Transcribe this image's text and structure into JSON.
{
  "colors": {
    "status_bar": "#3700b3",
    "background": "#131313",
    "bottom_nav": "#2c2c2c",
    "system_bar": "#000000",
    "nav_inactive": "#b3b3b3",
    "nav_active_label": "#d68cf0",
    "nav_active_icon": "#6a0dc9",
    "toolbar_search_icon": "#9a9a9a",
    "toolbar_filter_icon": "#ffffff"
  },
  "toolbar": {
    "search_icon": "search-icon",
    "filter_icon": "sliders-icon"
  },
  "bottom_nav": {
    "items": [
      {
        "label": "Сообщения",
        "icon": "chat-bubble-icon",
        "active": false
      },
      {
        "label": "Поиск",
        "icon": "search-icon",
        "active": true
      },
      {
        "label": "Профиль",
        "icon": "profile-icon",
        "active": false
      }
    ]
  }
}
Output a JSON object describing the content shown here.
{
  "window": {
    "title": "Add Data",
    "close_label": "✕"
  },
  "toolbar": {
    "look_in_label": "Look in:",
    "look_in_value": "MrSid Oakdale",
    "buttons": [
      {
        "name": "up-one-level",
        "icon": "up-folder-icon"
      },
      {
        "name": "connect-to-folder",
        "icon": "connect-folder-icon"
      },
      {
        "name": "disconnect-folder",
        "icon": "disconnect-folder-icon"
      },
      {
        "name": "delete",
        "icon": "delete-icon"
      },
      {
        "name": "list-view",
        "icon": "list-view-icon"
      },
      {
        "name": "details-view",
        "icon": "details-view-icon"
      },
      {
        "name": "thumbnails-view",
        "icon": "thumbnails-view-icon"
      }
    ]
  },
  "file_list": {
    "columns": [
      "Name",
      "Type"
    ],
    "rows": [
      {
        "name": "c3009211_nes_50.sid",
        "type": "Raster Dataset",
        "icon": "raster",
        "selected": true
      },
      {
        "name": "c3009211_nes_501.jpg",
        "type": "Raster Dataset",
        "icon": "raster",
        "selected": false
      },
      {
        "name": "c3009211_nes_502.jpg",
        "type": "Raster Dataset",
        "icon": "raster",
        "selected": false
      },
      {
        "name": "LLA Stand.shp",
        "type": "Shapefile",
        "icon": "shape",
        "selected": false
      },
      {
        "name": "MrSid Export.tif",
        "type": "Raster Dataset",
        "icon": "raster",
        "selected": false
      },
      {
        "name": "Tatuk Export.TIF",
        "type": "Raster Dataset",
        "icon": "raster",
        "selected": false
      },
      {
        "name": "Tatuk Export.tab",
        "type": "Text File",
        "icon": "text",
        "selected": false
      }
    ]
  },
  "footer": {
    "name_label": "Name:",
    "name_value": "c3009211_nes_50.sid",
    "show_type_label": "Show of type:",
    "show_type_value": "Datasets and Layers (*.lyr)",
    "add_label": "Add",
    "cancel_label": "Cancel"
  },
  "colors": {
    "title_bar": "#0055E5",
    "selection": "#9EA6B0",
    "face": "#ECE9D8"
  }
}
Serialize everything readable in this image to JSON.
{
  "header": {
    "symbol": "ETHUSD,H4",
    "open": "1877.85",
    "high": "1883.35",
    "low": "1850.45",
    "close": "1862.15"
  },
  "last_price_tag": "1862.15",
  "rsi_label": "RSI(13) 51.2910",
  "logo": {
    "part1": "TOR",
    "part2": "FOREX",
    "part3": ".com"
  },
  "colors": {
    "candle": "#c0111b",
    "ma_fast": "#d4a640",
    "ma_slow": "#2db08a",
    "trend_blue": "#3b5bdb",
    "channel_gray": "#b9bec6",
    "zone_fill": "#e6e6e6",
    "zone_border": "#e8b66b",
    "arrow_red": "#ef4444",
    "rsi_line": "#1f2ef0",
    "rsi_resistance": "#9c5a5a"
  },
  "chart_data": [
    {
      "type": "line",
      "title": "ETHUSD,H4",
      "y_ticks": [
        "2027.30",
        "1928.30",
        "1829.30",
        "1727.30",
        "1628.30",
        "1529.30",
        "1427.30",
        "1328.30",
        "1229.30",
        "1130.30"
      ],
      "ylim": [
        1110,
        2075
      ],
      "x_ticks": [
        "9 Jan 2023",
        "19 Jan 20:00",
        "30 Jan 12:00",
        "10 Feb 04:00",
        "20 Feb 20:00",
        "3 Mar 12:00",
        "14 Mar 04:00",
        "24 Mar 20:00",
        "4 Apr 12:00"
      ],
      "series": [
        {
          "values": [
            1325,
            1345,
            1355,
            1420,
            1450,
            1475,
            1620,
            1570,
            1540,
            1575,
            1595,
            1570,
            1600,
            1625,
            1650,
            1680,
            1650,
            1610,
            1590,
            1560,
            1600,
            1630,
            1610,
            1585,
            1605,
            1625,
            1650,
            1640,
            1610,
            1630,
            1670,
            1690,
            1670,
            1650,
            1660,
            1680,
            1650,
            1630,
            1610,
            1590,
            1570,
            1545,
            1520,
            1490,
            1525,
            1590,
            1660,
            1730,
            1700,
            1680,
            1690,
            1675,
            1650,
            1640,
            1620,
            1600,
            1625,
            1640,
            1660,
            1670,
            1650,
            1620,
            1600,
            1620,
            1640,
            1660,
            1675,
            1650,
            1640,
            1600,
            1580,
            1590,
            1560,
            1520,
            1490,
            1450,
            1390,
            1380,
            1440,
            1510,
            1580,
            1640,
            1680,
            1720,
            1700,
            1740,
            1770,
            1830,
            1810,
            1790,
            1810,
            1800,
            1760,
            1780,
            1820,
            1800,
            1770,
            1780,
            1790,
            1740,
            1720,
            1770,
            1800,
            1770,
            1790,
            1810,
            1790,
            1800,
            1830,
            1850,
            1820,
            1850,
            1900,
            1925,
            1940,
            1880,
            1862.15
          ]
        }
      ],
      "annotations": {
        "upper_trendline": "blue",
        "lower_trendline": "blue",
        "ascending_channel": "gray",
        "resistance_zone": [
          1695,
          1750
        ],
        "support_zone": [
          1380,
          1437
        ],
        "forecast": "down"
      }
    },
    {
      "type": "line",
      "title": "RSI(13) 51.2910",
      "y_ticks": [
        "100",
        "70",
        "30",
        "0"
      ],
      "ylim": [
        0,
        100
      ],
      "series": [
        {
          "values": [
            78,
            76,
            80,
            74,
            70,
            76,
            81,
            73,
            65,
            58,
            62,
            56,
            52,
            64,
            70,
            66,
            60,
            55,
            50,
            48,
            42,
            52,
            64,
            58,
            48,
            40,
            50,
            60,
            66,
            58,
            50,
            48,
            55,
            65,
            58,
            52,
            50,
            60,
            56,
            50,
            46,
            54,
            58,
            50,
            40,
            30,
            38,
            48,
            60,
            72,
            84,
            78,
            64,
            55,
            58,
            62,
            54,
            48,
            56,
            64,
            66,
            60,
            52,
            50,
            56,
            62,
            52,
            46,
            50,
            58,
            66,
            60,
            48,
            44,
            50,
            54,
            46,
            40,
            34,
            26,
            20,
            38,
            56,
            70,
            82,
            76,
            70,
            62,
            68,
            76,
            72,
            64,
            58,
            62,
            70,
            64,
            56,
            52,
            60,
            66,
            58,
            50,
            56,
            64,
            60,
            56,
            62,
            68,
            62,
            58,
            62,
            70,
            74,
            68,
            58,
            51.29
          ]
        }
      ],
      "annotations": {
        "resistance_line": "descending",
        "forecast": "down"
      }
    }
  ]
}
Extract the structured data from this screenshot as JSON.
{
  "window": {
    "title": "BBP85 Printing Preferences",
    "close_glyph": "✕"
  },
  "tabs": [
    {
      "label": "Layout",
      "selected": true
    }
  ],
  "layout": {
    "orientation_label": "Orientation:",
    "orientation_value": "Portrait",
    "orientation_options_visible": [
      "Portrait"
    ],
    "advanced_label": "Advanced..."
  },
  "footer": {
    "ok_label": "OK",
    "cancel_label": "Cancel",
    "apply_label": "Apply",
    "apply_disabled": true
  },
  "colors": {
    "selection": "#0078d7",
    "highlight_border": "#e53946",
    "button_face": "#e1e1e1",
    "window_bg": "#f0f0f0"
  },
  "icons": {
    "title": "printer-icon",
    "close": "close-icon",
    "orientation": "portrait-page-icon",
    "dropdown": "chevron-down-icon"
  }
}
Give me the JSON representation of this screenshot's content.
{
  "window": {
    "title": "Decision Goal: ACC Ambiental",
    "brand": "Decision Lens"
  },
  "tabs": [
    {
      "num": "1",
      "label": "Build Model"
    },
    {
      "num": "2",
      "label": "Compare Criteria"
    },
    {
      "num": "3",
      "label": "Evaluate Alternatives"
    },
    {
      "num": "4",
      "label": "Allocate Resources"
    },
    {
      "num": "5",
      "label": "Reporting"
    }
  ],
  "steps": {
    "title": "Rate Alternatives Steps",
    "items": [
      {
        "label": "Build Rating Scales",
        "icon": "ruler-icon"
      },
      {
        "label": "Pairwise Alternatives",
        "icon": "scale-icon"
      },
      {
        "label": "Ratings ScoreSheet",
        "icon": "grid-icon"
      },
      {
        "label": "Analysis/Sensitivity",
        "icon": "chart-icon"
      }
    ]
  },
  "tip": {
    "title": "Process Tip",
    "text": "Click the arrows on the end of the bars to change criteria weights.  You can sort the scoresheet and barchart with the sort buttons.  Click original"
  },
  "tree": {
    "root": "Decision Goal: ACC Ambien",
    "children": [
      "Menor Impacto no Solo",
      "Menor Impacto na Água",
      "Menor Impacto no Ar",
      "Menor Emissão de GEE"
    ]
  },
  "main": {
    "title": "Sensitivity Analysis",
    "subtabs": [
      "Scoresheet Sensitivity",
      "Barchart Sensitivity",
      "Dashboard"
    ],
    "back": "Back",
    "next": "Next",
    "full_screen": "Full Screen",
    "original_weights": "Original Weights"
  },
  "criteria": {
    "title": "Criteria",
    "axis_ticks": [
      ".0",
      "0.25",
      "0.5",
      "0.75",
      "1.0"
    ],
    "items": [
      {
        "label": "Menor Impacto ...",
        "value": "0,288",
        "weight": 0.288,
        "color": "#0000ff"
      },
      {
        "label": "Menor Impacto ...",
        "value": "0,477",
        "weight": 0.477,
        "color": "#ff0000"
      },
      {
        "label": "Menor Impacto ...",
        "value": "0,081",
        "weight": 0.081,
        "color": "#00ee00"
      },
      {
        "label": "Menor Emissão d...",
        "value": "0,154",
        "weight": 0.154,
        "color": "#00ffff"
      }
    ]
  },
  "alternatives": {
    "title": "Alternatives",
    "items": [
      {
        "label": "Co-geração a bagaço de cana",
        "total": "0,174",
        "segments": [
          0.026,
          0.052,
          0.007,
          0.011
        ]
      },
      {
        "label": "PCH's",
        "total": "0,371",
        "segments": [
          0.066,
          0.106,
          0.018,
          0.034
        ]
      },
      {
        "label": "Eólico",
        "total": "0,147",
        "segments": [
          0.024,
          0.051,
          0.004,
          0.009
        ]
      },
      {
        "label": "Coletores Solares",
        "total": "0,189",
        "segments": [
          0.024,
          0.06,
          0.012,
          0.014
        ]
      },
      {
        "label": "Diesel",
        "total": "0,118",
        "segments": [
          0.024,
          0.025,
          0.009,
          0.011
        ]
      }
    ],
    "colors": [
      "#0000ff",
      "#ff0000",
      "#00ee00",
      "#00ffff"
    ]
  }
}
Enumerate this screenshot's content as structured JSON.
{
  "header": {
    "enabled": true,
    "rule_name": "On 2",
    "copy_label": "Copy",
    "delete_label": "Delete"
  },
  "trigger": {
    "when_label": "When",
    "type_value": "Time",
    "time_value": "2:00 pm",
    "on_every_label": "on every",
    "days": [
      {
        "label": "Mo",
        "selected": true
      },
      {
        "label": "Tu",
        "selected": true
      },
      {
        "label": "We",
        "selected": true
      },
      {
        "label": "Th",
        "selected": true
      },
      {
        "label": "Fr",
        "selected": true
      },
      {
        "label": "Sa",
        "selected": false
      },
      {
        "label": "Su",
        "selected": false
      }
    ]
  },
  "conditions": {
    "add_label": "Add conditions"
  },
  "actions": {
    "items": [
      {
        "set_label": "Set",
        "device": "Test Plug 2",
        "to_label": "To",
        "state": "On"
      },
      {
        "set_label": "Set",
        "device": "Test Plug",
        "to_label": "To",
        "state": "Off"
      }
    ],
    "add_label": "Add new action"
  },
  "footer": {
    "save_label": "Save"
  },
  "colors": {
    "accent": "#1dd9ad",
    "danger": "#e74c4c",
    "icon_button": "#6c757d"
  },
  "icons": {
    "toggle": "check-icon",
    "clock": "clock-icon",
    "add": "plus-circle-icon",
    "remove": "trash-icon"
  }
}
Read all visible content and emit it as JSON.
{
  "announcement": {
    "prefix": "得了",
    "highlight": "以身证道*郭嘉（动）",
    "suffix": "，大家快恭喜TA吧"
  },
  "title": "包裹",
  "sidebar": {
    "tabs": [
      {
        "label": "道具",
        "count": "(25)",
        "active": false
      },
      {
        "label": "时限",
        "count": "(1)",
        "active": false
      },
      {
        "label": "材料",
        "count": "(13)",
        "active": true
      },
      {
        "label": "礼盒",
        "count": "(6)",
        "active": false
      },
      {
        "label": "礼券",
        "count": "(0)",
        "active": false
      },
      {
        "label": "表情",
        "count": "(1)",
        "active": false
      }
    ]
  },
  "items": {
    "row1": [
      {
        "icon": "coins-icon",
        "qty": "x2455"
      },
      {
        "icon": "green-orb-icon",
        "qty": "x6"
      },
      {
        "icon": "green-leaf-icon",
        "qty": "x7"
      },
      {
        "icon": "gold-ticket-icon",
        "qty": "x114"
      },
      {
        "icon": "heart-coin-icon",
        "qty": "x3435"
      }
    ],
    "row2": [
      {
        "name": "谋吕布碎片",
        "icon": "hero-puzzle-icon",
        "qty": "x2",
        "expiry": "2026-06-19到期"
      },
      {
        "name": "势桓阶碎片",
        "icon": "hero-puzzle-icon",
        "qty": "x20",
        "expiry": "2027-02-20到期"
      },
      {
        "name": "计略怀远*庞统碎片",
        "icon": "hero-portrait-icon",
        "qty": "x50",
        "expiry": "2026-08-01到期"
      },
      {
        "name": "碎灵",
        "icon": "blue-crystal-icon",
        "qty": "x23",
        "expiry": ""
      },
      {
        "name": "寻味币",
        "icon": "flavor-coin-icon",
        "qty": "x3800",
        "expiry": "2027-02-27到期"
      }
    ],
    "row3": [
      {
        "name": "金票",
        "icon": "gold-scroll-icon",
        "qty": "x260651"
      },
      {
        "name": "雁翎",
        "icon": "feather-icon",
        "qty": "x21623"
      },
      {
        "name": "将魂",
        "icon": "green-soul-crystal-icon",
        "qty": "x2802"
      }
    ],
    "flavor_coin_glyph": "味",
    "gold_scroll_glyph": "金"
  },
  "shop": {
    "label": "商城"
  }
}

AIM OF THE EXERCISE:
Return every line above that contains the word "count".

EXERCISE SOLUTION:
        "count": "(25)",
        "count": "(1)",
        "count": "(13)",
        "count": "(6)",
        "count": "(0)",
        "count": "(1)",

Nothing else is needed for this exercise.